Your task -
Gather every line of the entries that includes the word "Sound".

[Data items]

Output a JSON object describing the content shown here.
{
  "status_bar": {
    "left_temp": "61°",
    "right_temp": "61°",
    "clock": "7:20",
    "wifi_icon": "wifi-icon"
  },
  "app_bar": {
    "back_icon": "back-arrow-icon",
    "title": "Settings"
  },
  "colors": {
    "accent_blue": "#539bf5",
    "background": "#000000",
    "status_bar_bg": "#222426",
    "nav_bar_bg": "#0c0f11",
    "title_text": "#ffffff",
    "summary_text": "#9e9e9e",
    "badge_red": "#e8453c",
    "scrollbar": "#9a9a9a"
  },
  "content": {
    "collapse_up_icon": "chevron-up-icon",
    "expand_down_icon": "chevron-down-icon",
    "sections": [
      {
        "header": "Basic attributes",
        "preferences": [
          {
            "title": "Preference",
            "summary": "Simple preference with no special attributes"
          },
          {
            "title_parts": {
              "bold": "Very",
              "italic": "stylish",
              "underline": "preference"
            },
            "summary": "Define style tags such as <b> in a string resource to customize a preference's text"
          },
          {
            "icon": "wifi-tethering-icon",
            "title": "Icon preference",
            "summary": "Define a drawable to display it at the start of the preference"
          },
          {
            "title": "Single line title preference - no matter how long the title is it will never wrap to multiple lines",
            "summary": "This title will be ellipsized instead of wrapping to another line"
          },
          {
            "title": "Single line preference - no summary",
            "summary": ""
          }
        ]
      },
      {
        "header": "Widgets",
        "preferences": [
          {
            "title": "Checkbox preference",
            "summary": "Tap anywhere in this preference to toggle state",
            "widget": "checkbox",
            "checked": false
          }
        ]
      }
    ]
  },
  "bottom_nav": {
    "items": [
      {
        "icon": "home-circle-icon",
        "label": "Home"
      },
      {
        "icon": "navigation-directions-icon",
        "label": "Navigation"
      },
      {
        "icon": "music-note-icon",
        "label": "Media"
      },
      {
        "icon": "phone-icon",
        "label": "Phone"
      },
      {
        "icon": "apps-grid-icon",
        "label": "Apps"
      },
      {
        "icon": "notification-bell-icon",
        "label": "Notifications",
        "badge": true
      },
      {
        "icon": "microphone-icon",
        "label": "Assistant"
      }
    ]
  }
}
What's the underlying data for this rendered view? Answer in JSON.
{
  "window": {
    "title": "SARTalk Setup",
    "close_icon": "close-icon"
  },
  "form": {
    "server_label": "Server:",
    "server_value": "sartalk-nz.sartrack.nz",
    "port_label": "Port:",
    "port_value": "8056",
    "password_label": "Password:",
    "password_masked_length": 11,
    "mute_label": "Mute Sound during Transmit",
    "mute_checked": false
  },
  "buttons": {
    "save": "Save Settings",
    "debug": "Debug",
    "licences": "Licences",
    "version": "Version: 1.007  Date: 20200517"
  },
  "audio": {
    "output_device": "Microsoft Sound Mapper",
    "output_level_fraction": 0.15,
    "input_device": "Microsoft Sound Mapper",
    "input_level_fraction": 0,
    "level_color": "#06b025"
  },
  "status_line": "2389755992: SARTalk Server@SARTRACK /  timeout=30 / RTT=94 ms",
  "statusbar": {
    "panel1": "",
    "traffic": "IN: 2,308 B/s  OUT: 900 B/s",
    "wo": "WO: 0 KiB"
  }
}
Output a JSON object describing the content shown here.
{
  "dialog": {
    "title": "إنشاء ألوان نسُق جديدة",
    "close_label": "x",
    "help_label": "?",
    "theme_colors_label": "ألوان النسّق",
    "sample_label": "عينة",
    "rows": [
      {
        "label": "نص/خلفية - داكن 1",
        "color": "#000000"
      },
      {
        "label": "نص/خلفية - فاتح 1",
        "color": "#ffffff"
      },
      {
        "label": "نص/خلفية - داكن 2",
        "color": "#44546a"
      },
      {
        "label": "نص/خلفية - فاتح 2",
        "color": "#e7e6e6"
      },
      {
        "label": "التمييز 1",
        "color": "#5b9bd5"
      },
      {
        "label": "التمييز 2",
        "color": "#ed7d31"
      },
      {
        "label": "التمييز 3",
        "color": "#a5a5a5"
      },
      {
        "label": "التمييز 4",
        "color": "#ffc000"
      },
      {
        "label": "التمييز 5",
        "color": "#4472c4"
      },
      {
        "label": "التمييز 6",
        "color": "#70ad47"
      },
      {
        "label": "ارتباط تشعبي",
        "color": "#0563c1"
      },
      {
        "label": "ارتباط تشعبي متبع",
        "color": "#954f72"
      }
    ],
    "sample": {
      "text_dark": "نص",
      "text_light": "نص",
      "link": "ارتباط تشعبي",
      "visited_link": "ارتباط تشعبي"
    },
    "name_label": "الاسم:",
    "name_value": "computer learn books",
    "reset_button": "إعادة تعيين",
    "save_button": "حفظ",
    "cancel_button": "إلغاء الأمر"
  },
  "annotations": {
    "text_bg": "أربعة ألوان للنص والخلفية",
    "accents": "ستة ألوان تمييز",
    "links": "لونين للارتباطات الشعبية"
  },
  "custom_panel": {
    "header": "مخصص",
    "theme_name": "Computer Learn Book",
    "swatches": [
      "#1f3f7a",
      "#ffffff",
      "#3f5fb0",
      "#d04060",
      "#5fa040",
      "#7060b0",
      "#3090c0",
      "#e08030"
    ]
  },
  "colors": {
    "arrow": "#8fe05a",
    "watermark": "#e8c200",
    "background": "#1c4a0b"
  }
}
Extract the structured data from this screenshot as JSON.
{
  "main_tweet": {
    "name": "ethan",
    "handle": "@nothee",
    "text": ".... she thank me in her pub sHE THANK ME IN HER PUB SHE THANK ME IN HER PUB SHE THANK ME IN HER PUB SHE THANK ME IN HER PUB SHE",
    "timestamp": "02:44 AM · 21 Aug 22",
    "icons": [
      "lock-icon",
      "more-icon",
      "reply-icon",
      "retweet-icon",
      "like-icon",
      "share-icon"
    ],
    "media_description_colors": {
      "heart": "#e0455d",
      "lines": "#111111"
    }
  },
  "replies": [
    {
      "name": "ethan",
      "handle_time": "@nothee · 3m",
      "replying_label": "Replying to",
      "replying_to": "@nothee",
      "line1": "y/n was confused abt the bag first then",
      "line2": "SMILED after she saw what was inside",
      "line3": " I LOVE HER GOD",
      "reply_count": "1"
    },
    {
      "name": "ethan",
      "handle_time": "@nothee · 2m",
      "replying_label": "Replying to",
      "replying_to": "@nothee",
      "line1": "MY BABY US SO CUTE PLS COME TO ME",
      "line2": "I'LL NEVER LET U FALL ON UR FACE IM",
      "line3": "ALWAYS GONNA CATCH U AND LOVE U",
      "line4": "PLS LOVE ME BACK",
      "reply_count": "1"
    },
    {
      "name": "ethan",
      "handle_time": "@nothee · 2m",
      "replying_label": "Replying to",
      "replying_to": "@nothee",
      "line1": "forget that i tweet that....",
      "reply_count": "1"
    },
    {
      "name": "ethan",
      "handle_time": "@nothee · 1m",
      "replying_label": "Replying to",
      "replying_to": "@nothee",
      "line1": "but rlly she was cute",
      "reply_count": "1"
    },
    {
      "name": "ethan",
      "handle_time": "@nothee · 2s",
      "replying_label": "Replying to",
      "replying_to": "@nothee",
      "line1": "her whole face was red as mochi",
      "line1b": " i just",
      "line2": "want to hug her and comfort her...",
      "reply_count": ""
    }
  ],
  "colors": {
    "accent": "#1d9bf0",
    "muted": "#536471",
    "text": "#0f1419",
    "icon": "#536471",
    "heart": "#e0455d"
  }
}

Exercise output -
    "mute_label": "Mute Sound during Transmit",
    "output_device": "Microsoft Sound Mapper",
    "input_device": "Microsoft Sound Mapper",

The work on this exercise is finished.